[Start of MATERIAL PROVIDED]

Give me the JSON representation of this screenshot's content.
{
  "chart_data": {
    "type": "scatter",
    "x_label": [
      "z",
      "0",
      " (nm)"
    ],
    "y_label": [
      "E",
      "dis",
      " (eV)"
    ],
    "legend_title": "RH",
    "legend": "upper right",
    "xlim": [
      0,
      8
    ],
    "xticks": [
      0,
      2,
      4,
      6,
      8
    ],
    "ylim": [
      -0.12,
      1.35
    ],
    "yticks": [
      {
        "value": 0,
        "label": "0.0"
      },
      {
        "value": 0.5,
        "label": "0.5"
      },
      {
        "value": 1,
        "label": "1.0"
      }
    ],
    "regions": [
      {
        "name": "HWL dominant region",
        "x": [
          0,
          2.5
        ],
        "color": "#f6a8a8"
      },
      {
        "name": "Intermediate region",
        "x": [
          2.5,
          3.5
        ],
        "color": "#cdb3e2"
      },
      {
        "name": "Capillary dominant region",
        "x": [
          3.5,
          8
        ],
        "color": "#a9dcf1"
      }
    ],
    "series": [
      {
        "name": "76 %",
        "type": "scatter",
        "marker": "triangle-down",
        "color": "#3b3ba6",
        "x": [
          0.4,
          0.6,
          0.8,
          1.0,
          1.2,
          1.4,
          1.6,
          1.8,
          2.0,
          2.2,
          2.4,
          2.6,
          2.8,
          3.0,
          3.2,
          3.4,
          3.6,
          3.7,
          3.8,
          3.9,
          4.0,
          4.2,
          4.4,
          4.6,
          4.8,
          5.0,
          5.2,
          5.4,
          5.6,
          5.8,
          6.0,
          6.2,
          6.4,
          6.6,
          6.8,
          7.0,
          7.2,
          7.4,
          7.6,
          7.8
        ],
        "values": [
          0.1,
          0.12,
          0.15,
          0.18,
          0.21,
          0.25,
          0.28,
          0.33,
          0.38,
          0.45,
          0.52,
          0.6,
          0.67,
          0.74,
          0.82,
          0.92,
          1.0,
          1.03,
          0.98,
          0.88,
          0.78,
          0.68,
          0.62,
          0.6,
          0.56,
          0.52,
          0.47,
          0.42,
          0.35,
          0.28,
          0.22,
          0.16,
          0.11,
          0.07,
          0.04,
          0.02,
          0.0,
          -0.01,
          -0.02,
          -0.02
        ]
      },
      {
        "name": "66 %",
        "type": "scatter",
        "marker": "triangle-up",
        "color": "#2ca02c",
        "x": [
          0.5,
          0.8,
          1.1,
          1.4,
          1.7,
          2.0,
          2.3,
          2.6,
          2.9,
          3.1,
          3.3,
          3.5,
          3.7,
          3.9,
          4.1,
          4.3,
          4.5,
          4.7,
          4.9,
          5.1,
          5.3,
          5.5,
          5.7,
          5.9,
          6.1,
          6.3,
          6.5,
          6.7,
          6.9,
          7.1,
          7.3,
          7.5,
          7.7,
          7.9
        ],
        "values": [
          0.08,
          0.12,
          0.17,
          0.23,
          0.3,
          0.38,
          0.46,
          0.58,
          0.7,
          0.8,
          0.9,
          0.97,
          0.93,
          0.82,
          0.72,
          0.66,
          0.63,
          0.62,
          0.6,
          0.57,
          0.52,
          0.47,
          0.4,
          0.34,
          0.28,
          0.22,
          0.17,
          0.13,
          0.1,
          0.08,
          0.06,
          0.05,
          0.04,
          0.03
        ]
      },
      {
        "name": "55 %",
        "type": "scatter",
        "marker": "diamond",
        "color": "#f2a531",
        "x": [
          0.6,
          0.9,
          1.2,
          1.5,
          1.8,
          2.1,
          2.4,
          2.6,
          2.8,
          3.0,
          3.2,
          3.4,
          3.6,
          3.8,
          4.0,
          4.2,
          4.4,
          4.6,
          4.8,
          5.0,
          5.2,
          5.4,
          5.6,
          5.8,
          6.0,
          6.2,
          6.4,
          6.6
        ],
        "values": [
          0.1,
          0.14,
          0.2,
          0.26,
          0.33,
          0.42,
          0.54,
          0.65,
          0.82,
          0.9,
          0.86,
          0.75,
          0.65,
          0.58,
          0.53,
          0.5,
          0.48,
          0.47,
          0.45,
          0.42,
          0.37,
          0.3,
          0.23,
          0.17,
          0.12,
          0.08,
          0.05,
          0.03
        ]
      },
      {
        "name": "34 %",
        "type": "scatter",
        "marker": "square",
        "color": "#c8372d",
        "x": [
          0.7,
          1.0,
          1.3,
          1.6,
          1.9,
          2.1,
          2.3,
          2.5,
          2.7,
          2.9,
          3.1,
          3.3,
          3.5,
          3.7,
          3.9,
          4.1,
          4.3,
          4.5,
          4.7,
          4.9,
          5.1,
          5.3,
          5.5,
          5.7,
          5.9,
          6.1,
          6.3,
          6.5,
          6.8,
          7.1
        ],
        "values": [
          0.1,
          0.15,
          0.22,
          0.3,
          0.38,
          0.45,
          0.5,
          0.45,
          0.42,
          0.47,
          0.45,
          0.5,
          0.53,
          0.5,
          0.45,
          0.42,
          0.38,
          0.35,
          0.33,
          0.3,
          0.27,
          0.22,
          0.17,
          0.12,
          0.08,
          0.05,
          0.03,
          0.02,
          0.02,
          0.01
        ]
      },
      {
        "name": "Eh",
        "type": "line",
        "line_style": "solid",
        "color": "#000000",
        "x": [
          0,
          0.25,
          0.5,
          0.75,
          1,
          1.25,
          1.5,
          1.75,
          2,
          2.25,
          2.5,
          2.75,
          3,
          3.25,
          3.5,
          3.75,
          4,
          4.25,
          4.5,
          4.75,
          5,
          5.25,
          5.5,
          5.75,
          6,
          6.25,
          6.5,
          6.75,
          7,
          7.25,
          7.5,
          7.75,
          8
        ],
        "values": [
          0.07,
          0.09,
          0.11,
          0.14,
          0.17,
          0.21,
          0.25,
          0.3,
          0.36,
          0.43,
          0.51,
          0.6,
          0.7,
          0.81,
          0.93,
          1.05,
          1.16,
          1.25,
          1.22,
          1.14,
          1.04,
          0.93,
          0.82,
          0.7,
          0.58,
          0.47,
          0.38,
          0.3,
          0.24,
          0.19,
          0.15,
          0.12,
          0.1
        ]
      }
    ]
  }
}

[End of MATERIAL PROVIDED]

● EXERCISE DIRECTIONS
Search the preceding listing for the word "dominant" and pull out every line that holds it.

● REPLY TO THE EXERCISE
        "name": "HWL dominant region",
        "name": "Capillary dominant region",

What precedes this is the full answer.